## BEGIN Working data

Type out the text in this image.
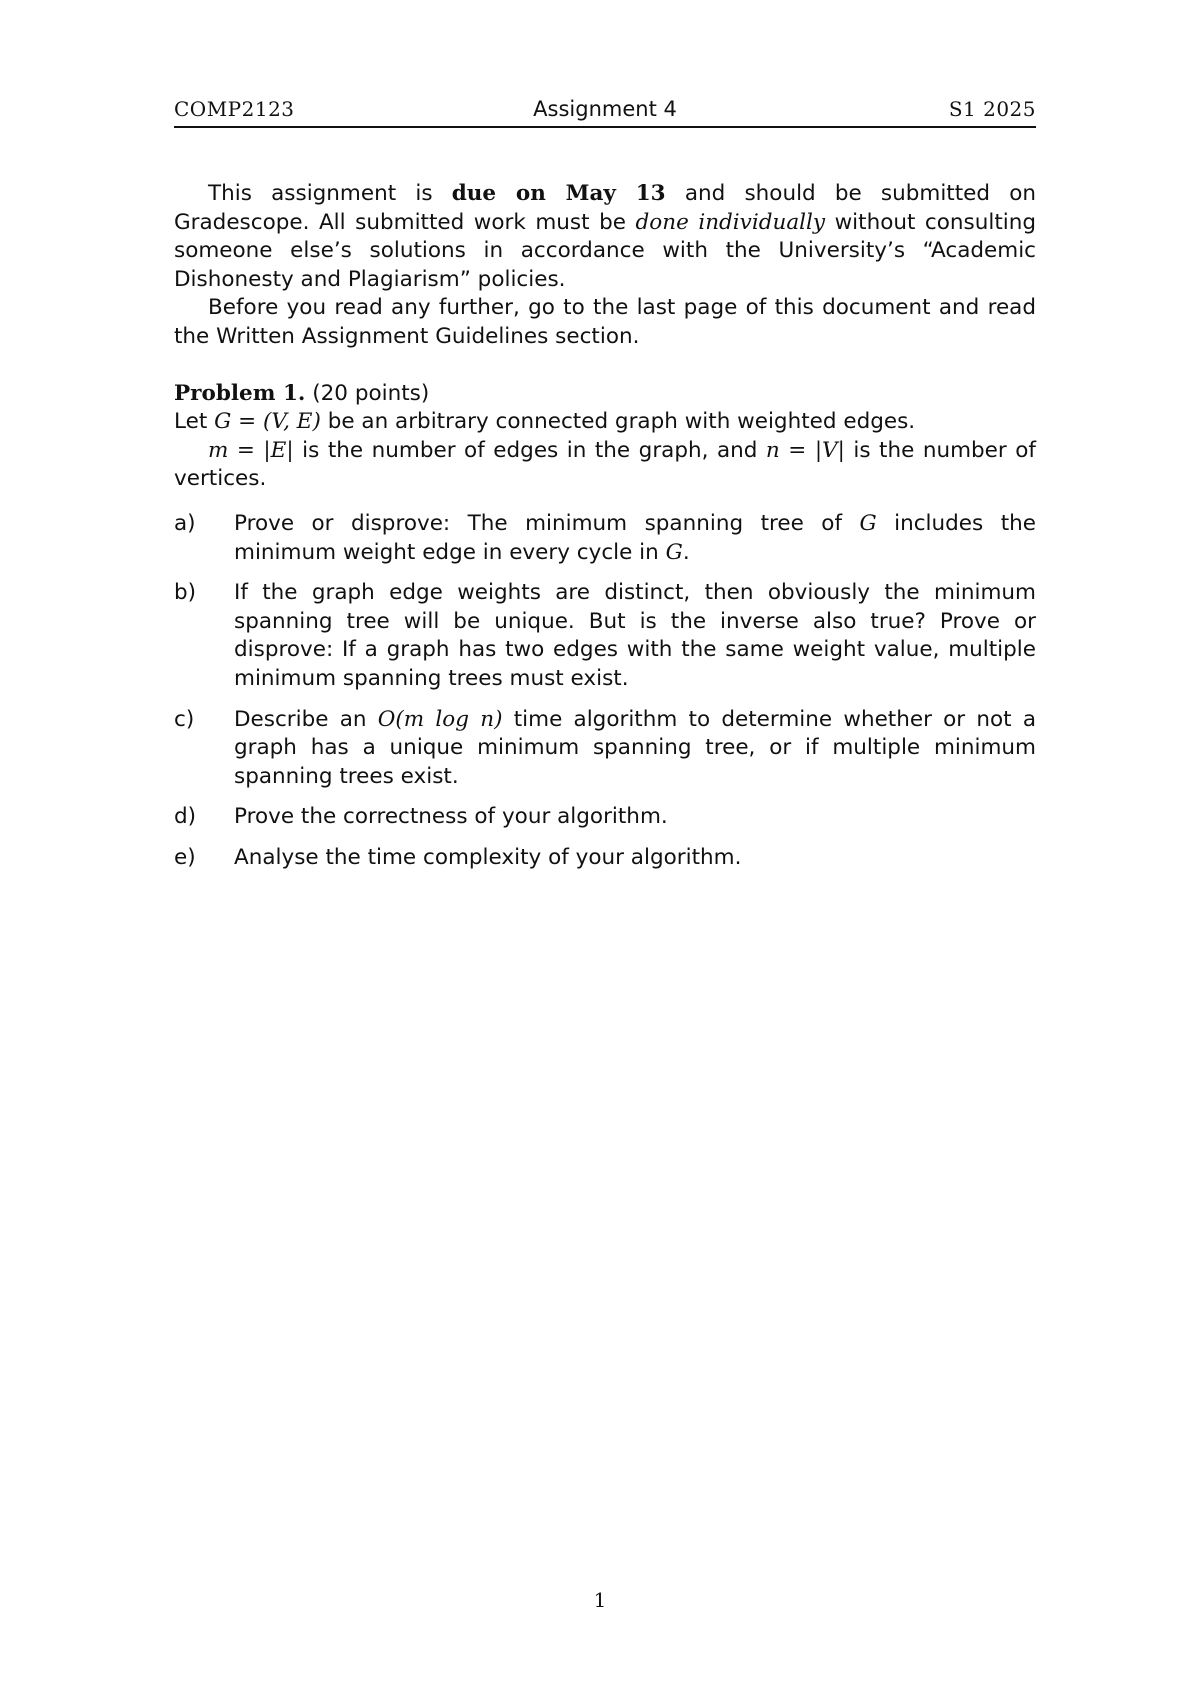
COMP2123	Assignment 4	S1 2025

This assignment is due on May 13 and should be submitted on Gradescope. All submitted work must be done individually without consulting someone else’s solutions in accordance with the University’s “Academic Dishonesty and Plagiarism” policies.

Before you read any further, go to the last page of this document and read the Written Assignment Guidelines section.

Problem 1. (20 points)

Let G = (V, E) be an arbitrary connected graph with weighted edges.

m = |E| is the number of edges in the graph, and n = |V| is the number of vertices.

a) Prove or disprove: The minimum spanning tree of G includes the minimum weight edge in every cycle in G.
b) If the graph edge weights are distinct, then obviously the minimum spanning tree will be unique. But is the inverse also true? Prove or disprove: If a graph has two edges with the same weight value, multiple minimum spanning trees must exist.
c) Describe an O(m log n) time algorithm to determine whether or not a graph has a unique minimum spanning tree, or if multiple minimum spanning trees exist.
d) Prove the correctness of your algorithm.
e) Analyse the time complexity of your algorithm.
1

## END Working data

Written task –
Copy the whole of the material above exactly, but not its images.

Exercise solution –
Type out the text in this image.
COMP2123	Assignment 4	S1 2025

This assignment is due on May 13 and should be submitted on Gradescope. All submitted work must be done individually without consulting someone else’s solutions in accordance with the University’s “Academic Dishonesty and Plagiarism” policies.

Before you read any further, go to the last page of this document and read the Written Assignment Guidelines section.

Problem 1. (20 points)

Let G = (V, E) be an arbitrary connected graph with weighted edges.

m = |E| is the number of edges in the graph, and n = |V| is the number of vertices.

a) Prove or disprove: The minimum spanning tree of G includes the minimum weight edge in every cycle in G.
b) If the graph edge weights are distinct, then obviously the minimum spanning tree will be unique. But is the inverse also true? Prove or disprove: If a graph has two edges with the same weight value, multiple minimum spanning trees must exist.
c) Describe an O(m log n) time algorithm to determine whether or not a graph has a unique minimum spanning tree, or if multiple minimum spanning trees exist.
d) Prove the correctness of your algorithm.
e) Analyse the time complexity of your algorithm.
1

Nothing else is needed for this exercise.